EXERCISE DIRECTIONS: Retype all material exactly. Pictures stay out of the copy.

===== RECORDS TO PROCESS =====

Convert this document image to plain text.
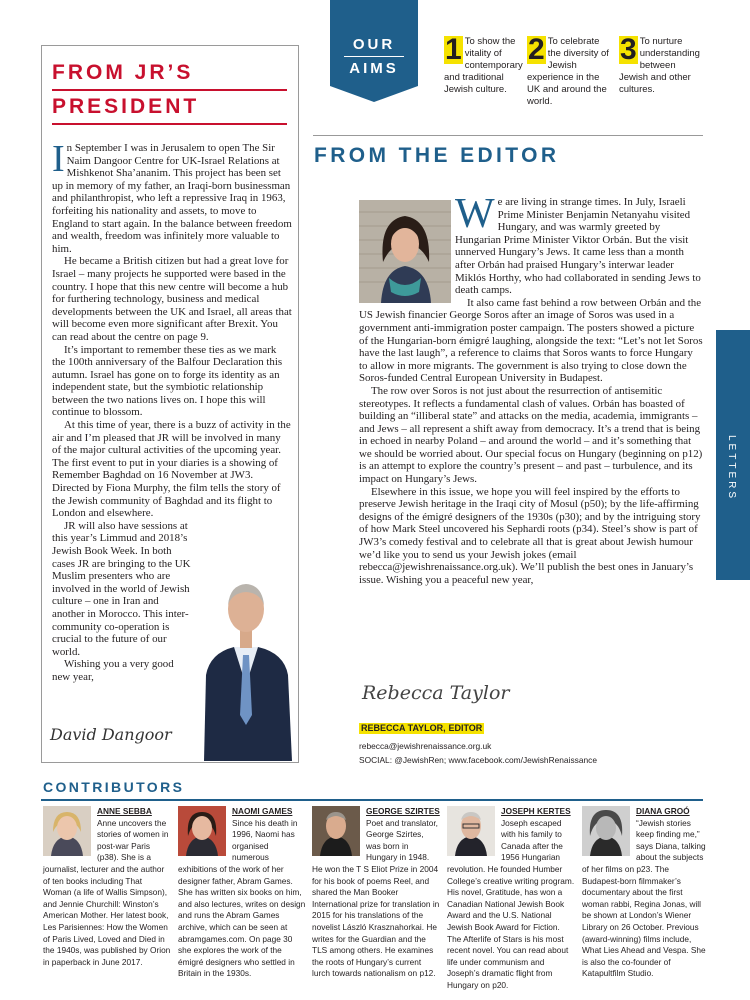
OUR
AIMS
1 To show the vitality of contemporary and traditional Jewish culture.
2 To celebrate the diversity of Jewish experience in the UK and around the world.
3 To nurture understanding between Jewish and other cultures.
FROM JR’S
PRESIDENT

In September I was in Jerusalem to open The Sir Naim Dangoor Centre for UK-Israel Relations at Mishkenot Sha’ananim. This project has been set up in memory of my father, an Iraqi-born businessman and philanthropist, who left a repressive Iraq in 1963, forfeiting his nationality and assets, to move to England to start again. In the balance between freedom and wealth, freedom was infinitely more valuable to him.

He became a British citizen but had a great love for Israel – many projects he supported were based in the country. I hope that this new centre will become a hub for furthering technology, business and medical developments between the UK and Israel, all areas that will become even more significant after Brexit. You can read about the centre on page 9.

It’s important to remember these ties as we mark the 100th anniversary of the Balfour Declaration this autumn. Israel has gone on to forge its identity as an independent state, but the symbiotic relationship between the two nations lives on. I hope this will continue to blossom.

At this time of year, there is a buzz of activity in the air and I’m pleased that JR will be involved in many of the major cultural activities of the upcoming year. The first event to put in your diaries is a showing of Remember Baghdad on 16 November at JW3. Directed by Fiona Murphy, the film tells the story of the Jewish community of Baghdad and its flight to London and elsewhere.

JR will also have sessions at this year’s Limmud and 2018’s Jewish Book Week. In both cases JR are bringing to the UK Muslim presenters who are involved in the world of Jewish culture – one in Iran and another in Morocco. This inter-community co-operation is crucial to the future of our world.

Wishing you a very good new year,

David Dangoor
FROM THE EDITOR

We are living in strange times. In July, Israeli Prime Minister Benjamin Netanyahu visited Hungary, and was warmly greeted by Hungarian Prime Minister Viktor Orbán. But the visit unnerved Hungary’s Jews. It came less than a month after Orbán had praised Hungary’s interwar leader Miklós Horthy, who had collaborated in sending Jews to death camps.

It also came fast behind a row between Orbán and the US Jewish financier George Soros after an image of Soros was used in a government anti-immigration poster campaign. The posters showed a picture of the Hungarian-born émigré laughing, alongside the text: “Let’s not let Soros have the last laugh”, a reference to claims that Soros wants to force Hungary to allow in more migrants. The government is also trying to close down the Soros-funded Central European University in Budapest.

The row over Soros is not just about the resurrection of antisemitic stereotypes. It reflects a fundamental clash of values. Orbán has boasted of building an “illiberal state” and attacks on the media, academia, immigrants – and Jews – all represent a shift away from democracy. It’s a trend that is being in echoed in nearby Poland – and around the world – and it’s something that we should be worried about. Our special focus on Hungary (beginning on p12) is an attempt to explore the country’s present – and past – turbulence, and its impact on Hungary’s Jews.

Elsewhere in this issue, we hope you will feel inspired by the efforts to preserve Jewish heritage in the Iraqi city of Mosul (p50); by the life-affirming designs of the émigré designers of the 1930s (p30); and by the intriguing story of how Mark Steel uncovered his Sephardi roots (p34). Steel’s show is part of JW3’s comedy festival and to celebrate all that is great about Jewish humour we’d like you to send us your Jewish jokes (email rebecca@jewishrenaissance.org.uk). We’ll publish the best ones in January’s issue. Wishing you a peaceful new year,

Rebecca Taylor
REBECCA TAYLOR, EDITOR
rebecca@jewishrenaissance.org.uk
SOCIAL: @JewishRen; www.facebook.com/JewishRenaissance
LETTERS
CONTRIBUTORS

ANNE SEBBA

Anne uncovers the stories of women in post-war Paris (p38). She is a journalist, lecturer and the author of ten books including That Woman (a life of Wallis Simpson), and Jennie Churchill: Winston’s American Mother. Her latest book, Les Parisiennes: How the Women of Paris Lived, Loved and Died in the 1940s, was published by Orion in paperback in June 2017.

NAOMI GAMES

Since his death in 1996, Naomi has organised numerous exhibitions of the work of her designer father, Abram Games. She has written six books on him, and also lectures, writes on design and runs the Abram Games archive, which can be seen at abramgames.com. On page 30 she explores the work of the émigré designers who settled in Britain in the 1930s.

GEORGE SZIRTES

Poet and translator, George Szirtes, was born in Hungary in 1948. He won the T S Eliot Prize in 2004 for his book of poems Reel, and shared the Man Booker International prize for translation in 2015 for his translations of the novelist László Krasznahorkai. He writes for the Guardian and the TLS among others. He examines the roots of Hungary’s current lurch towards nationalism on p12.

JOSEPH KERTES

Joseph escaped with his family to Canada after the 1956 Hungarian revolution. He founded Humber College’s creative writing program. His novel, Gratitude, has won a Canadian National Jewish Book Award and the U.S. National Jewish Book Award for Fiction. The Afterlife of Stars is his most recent novel. You can read about life under communism and Joseph’s dramatic flight from Hungary on p20.

DIANA GROÓ

“Jewish stories keep finding me,” says Diana, talking about the subjects of her films on p23. The Budapest-born filmmaker’s documentary about the first woman rabbi, Regina Jonas, will be shown at London’s Wiener Library on 26 October. Previous (award-winning) films include, What Lies Ahead and Vespa. She is also the co-founder of Katapultfilm Studio.
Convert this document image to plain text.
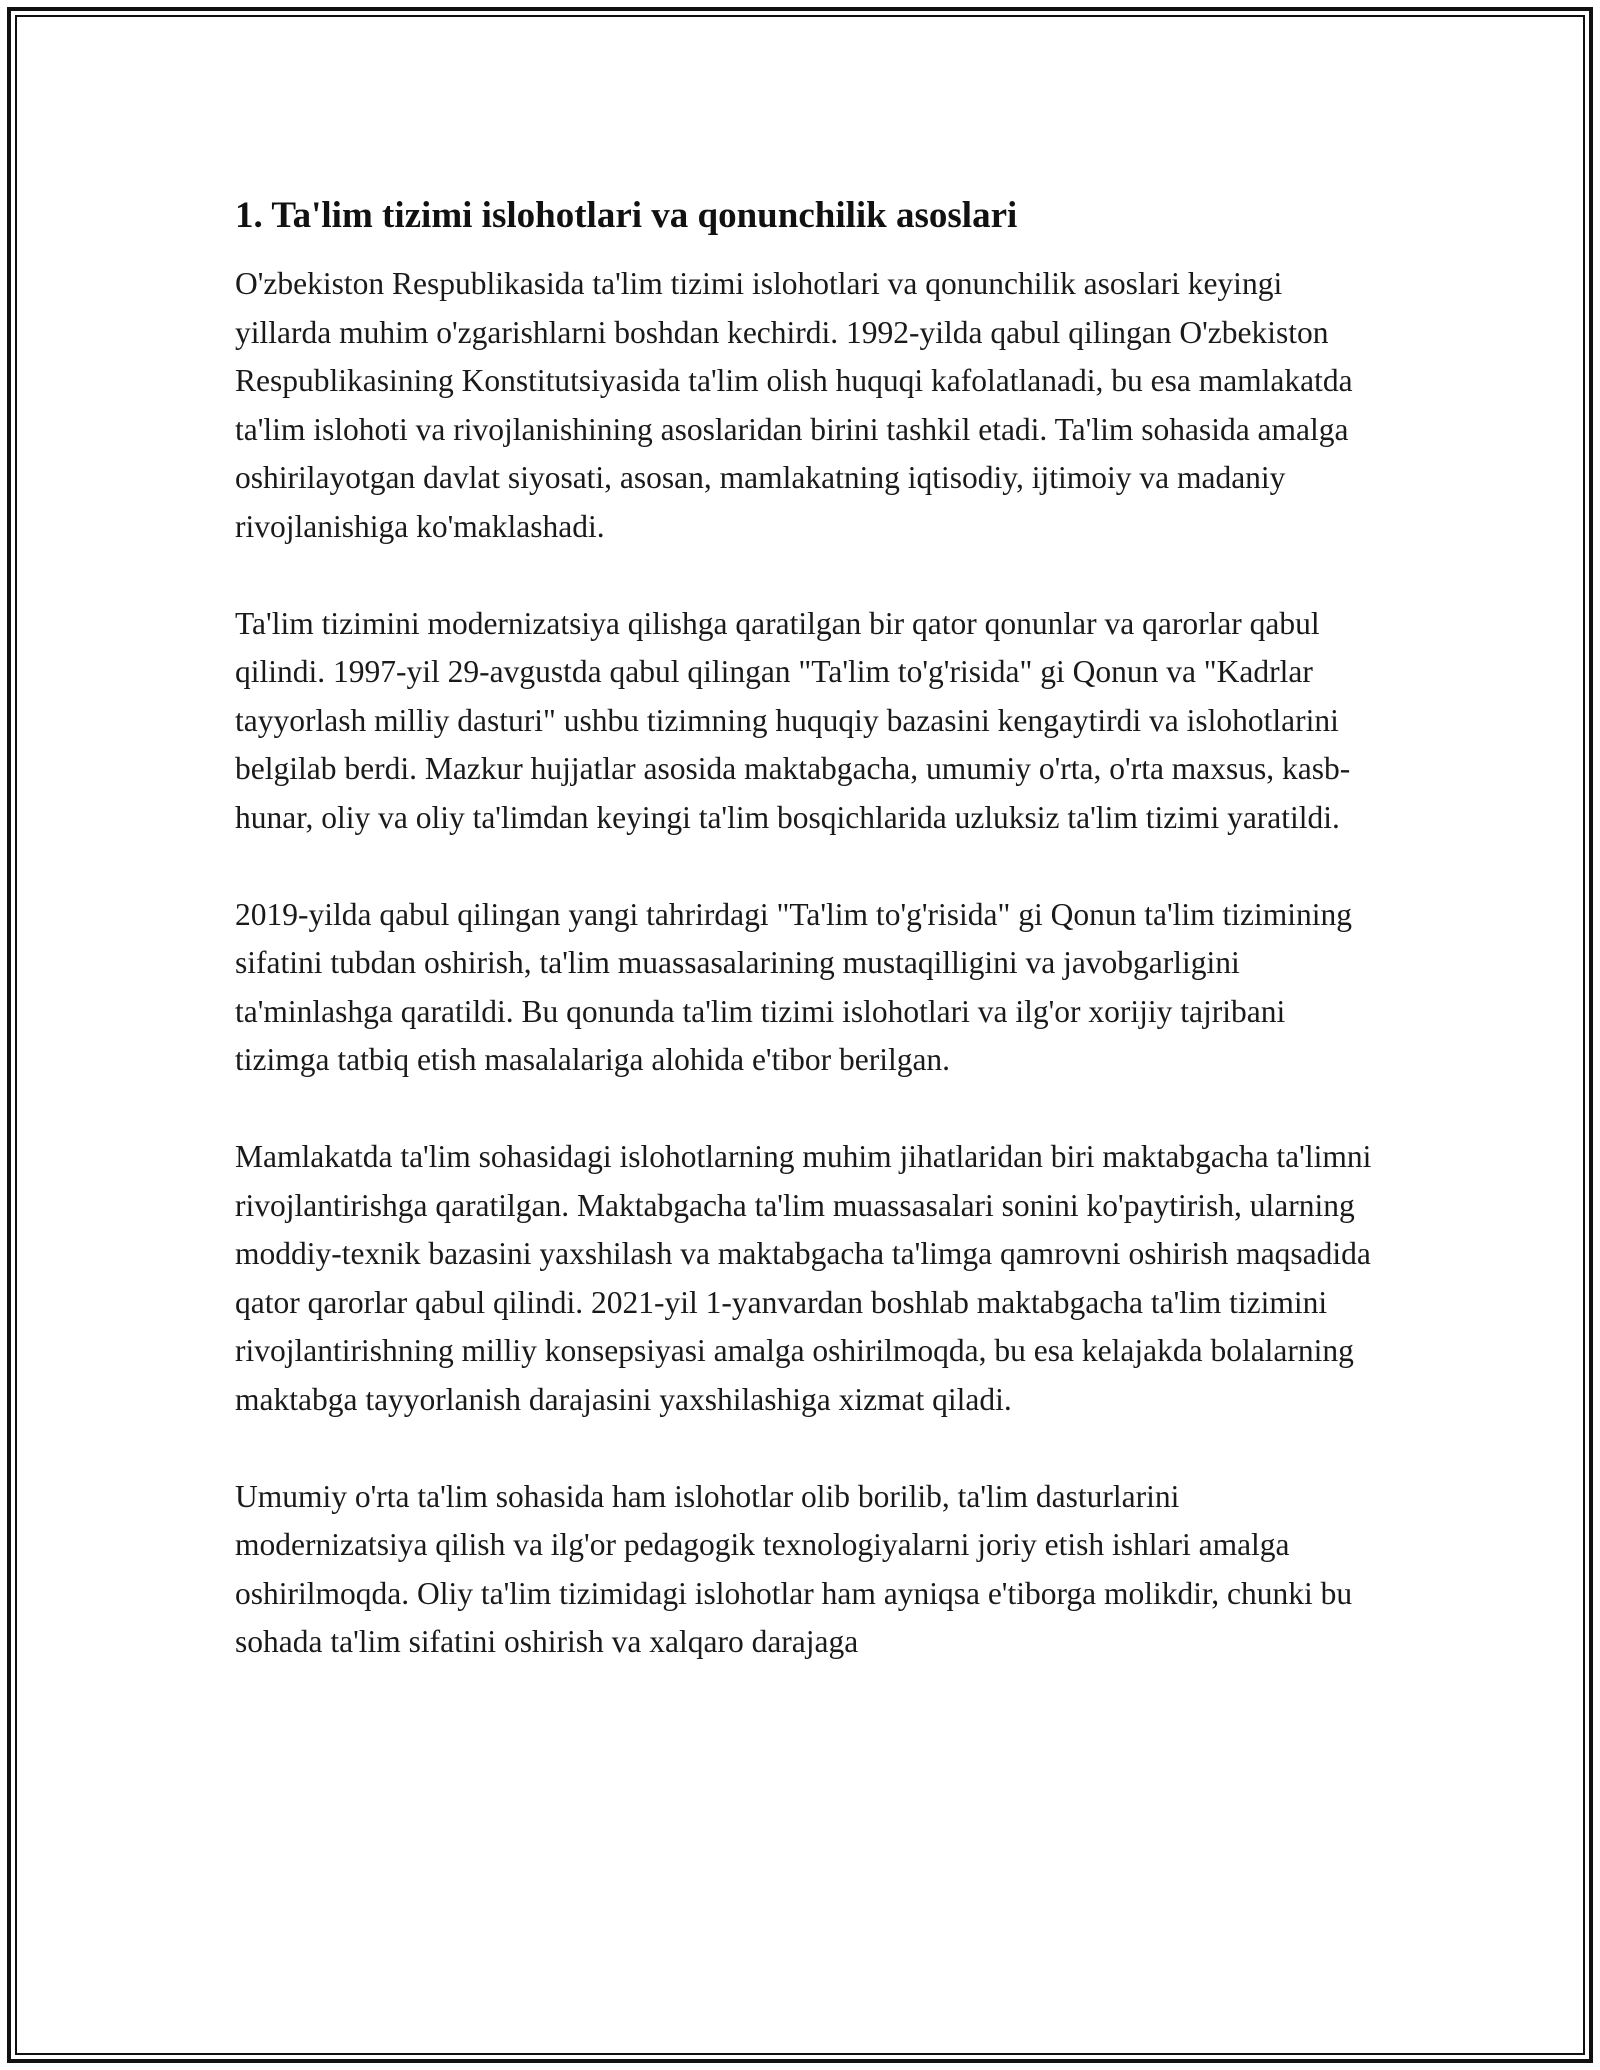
1. Ta'lim tizimi islohotlari va qonunchilik asoslari

O'zbekiston Respublikasida ta'lim tizimi islohotlari va qonunchilik asoslari keyingi yillarda muhim o'zgarishlarni boshdan kechirdi. 1992-yilda qabul qilingan O'zbekiston Respublikasining Konstitutsiyasida ta'lim olish huquqi kafolatlanadi, bu esa mamlakatda ta'lim islohoti va rivojlanishining asoslaridan birini tashkil etadi. Ta'lim sohasida amalga oshirilayotgan davlat siyosati, asosan, mamlakatning iqtisodiy, ijtimoiy va madaniy rivojlanishiga ko'maklashadi.

Ta'lim tizimini modernizatsiya qilishga qaratilgan bir qator qonunlar va qarorlar qabul qilindi. 1997-yil 29-avgustda qabul qilingan "Ta'lim to'g'risida" gi Qonun va "Kadrlar tayyorlash milliy dasturi" ushbu tizimning huquqiy bazasini kengaytirdi va islohotlarini belgilab berdi. Mazkur hujjatlar asosida maktabgacha, umumiy o'rta, o'rta maxsus, kasb-hunar, oliy va oliy ta'limdan keyingi ta'lim bosqichlarida uzluksiz ta'lim tizimi yaratildi.

2019-yilda qabul qilingan yangi tahrirdagi "Ta'lim to'g'risida" gi Qonun ta'lim tizimining sifatini tubdan oshirish, ta'lim muassasalarining mustaqilligini va javobgarligini ta'minlashga qaratildi. Bu qonunda ta'lim tizimi islohotlari va ilg'or xorijiy tajribani tizimga tatbiq etish masalalariga alohida e'tibor berilgan.

Mamlakatda ta'lim sohasidagi islohotlarning muhim jihatlaridan biri maktabgacha ta'limni rivojlantirishga qaratilgan. Maktabgacha ta'lim muassasalari sonini ko'paytirish, ularning moddiy-texnik bazasini yaxshilash va maktabgacha ta'limga qamrovni oshirish maqsadida qator qarorlar qabul qilindi. 2021-yil 1-yanvardan boshlab maktabgacha ta'lim tizimini rivojlantirishning milliy konsepsiyasi amalga oshirilmoqda, bu esa kelajakda bolalarning maktabga tayyorlanish darajasini yaxshilashiga xizmat qiladi.

Umumiy o'rta ta'lim sohasida ham islohotlar olib borilib, ta'lim dasturlarini modernizatsiya qilish va ilg'or pedagogik texnologiyalarni joriy etish ishlari amalga oshirilmoqda. Oliy ta'lim tizimidagi islohotlar ham ayniqsa e'tiborga molikdir, chunki bu sohada ta'lim sifatini oshirish va xalqaro darajaga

=====

REPLY:
Convert this document image to plain text.
OUR
AIMS
1 To show the vitality of contemporary and traditional Jewish culture.
2 To celebrate the diversity of Jewish experience in the UK and around the world.
3 To nurture understanding between Jewish and other cultures.
FROM JR’S
PRESIDENT

In September I was in Jerusalem to open The Sir Naim Dangoor Centre for UK-Israel Relations at Mishkenot Sha’ananim. This project has been set up in memory of my father, an Iraqi-born businessman and philanthropist, who left a repressive Iraq in 1963, forfeiting his nationality and assets, to move to England to start again. In the balance between freedom and wealth, freedom was infinitely more valuable to him.

He became a British citizen but had a great love for Israel – many projects he supported were based in the country. I hope that this new centre will become a hub for furthering technology, business and medical developments between the UK and Israel, all areas that will become even more significant after Brexit. You can read about the centre on page 9.

It’s important to remember these ties as we mark the 100th anniversary of the Balfour Declaration this autumn. Israel has gone on to forge its identity as an independent state, but the symbiotic relationship between the two nations lives on. I hope this will continue to blossom.

At this time of year, there is a buzz of activity in the air and I’m pleased that JR will be involved in many of the major cultural activities of the upcoming year. The first event to put in your diaries is a showing of Remember Baghdad on 16 November at JW3. Directed by Fiona Murphy, the film tells the story of the Jewish community of Baghdad and its flight to London and elsewhere.

JR will also have sessions at this year’s Limmud and 2018’s Jewish Book Week. In both cases JR are bringing to the UK Muslim presenters who are involved in the world of Jewish culture – one in Iran and another in Morocco. This inter-community co-operation is crucial to the future of our world.

Wishing you a very good new year,

David Dangoor
FROM THE EDITOR

We are living in strange times. In July, Israeli Prime Minister Benjamin Netanyahu visited Hungary, and was warmly greeted by Hungarian Prime Minister Viktor Orbán. But the visit unnerved Hungary’s Jews. It came less than a month after Orbán had praised Hungary’s interwar leader Miklós Horthy, who had collaborated in sending Jews to death camps.

It also came fast behind a row between Orbán and the US Jewish financier George Soros after an image of Soros was used in a government anti-immigration poster campaign. The posters showed a picture of the Hungarian-born émigré laughing, alongside the text: “Let’s not let Soros have the last laugh”, a reference to claims that Soros wants to force Hungary to allow in more migrants. The government is also trying to close down the Soros-funded Central European University in Budapest.

The row over Soros is not just about the resurrection of antisemitic stereotypes. It reflects a fundamental clash of values. Orbán has boasted of building an “illiberal state” and attacks on the media, academia, immigrants – and Jews – all represent a shift away from democracy. It’s a trend that is being in echoed in nearby Poland – and around the world – and it’s something that we should be worried about. Our special focus on Hungary (beginning on p12) is an attempt to explore the country’s present – and past – turbulence, and its impact on Hungary’s Jews.

Elsewhere in this issue, we hope you will feel inspired by the efforts to preserve Jewish heritage in the Iraqi city of Mosul (p50); by the life-affirming designs of the émigré designers of the 1930s (p30); and by the intriguing story of how Mark Steel uncovered his Sephardi roots (p34). Steel’s show is part of JW3’s comedy festival and to celebrate all that is great about Jewish humour we’d like you to send us your Jewish jokes (email rebecca@jewishrenaissance.org.uk). We’ll publish the best ones in January’s issue. Wishing you a peaceful new year,

Rebecca Taylor
REBECCA TAYLOR, EDITOR
rebecca@jewishrenaissance.org.uk
SOCIAL: @JewishRen; www.facebook.com/JewishRenaissance
LETTERS
CONTRIBUTORS

ANNE SEBBA

Anne uncovers the stories of women in post-war Paris (p38). She is a journalist, lecturer and the author of ten books including That Woman (a life of Wallis Simpson), and Jennie Churchill: Winston’s American Mother. Her latest book, Les Parisiennes: How the Women of Paris Lived, Loved and Died in the 1940s, was published by Orion in paperback in June 2017.

NAOMI GAMES

Since his death in 1996, Naomi has organised numerous exhibitions of the work of her designer father, Abram Games. She has written six books on him, and also lectures, writes on design and runs the Abram Games archive, which can be seen at abramgames.com. On page 30 she explores the work of the émigré designers who settled in Britain in the 1930s.

GEORGE SZIRTES

Poet and translator, George Szirtes, was born in Hungary in 1948. He won the T S Eliot Prize in 2004 for his book of poems Reel, and shared the Man Booker International prize for translation in 2015 for his translations of the novelist László Krasznahorkai. He writes for the Guardian and the TLS among others. He examines the roots of Hungary’s current lurch towards nationalism on p12.

JOSEPH KERTES

Joseph escaped with his family to Canada after the 1956 Hungarian revolution. He founded Humber College’s creative writing program. His novel, Gratitude, has won a Canadian National Jewish Book Award and the U.S. National Jewish Book Award for Fiction. The Afterlife of Stars is his most recent novel. You can read about life under communism and Joseph’s dramatic flight from Hungary on p20.

DIANA GROÓ

“Jewish stories keep finding me,” says Diana, talking about the subjects of her films on p23. The Budapest-born filmmaker’s documentary about the first woman rabbi, Regina Jonas, will be shown at London’s Wiener Library on 26 October. Previous (award-winning) films include, What Lies Ahead and Vespa. She is also the co-founder of Katapultfilm Studio.
Convert this document image to plain text.
1. Ta'lim tizimi islohotlari va qonunchilik asoslari

O'zbekiston Respublikasida ta'lim tizimi islohotlari va qonunchilik asoslari keyingi yillarda muhim o'zgarishlarni boshdan kechirdi. 1992-yilda qabul qilingan O'zbekiston Respublikasining Konstitutsiyasida ta'lim olish huquqi kafolatlanadi, bu esa mamlakatda ta'lim islohoti va rivojlanishining asoslaridan birini tashkil etadi. Ta'lim sohasida amalga oshirilayotgan davlat siyosati, asosan, mamlakatning iqtisodiy, ijtimoiy va madaniy rivojlanishiga ko'maklashadi.

Ta'lim tizimini modernizatsiya qilishga qaratilgan bir qator qonunlar va qarorlar qabul qilindi. 1997-yil 29-avgustda qabul qilingan "Ta'lim to'g'risida" gi Qonun va "Kadrlar tayyorlash milliy dasturi" ushbu tizimning huquqiy bazasini kengaytirdi va islohotlarini belgilab berdi. Mazkur hujjatlar asosida maktabgacha, umumiy o'rta, o'rta maxsus, kasb-hunar, oliy va oliy ta'limdan keyingi ta'lim bosqichlarida uzluksiz ta'lim tizimi yaratildi.

2019-yilda qabul qilingan yangi tahrirdagi "Ta'lim to'g'risida" gi Qonun ta'lim tizimining sifatini tubdan oshirish, ta'lim muassasalarining mustaqilligini va javobgarligini ta'minlashga qaratildi. Bu qonunda ta'lim tizimi islohotlari va ilg'or xorijiy tajribani tizimga tatbiq etish masalalariga alohida e'tibor berilgan.

Mamlakatda ta'lim sohasidagi islohotlarning muhim jihatlaridan biri maktabgacha ta'limni rivojlantirishga qaratilgan. Maktabgacha ta'lim muassasalari sonini ko'paytirish, ularning moddiy-texnik bazasini yaxshilash va maktabgacha ta'limga qamrovni oshirish maqsadida qator qarorlar qabul qilindi. 2021-yil 1-yanvardan boshlab maktabgacha ta'lim tizimini rivojlantirishning milliy konsepsiyasi amalga oshirilmoqda, bu esa kelajakda bolalarning maktabga tayyorlanish darajasini yaxshilashiga xizmat qiladi.

Umumiy o'rta ta'lim sohasida ham islohotlar olib borilib, ta'lim dasturlarini modernizatsiya qilish va ilg'or pedagogik texnologiyalarni joriy etish ishlari amalga oshirilmoqda. Oliy ta'lim tizimidagi islohotlar ham ayniqsa e'tiborga molikdir, chunki bu sohada ta'lim sifatini oshirish va xalqaro darajaga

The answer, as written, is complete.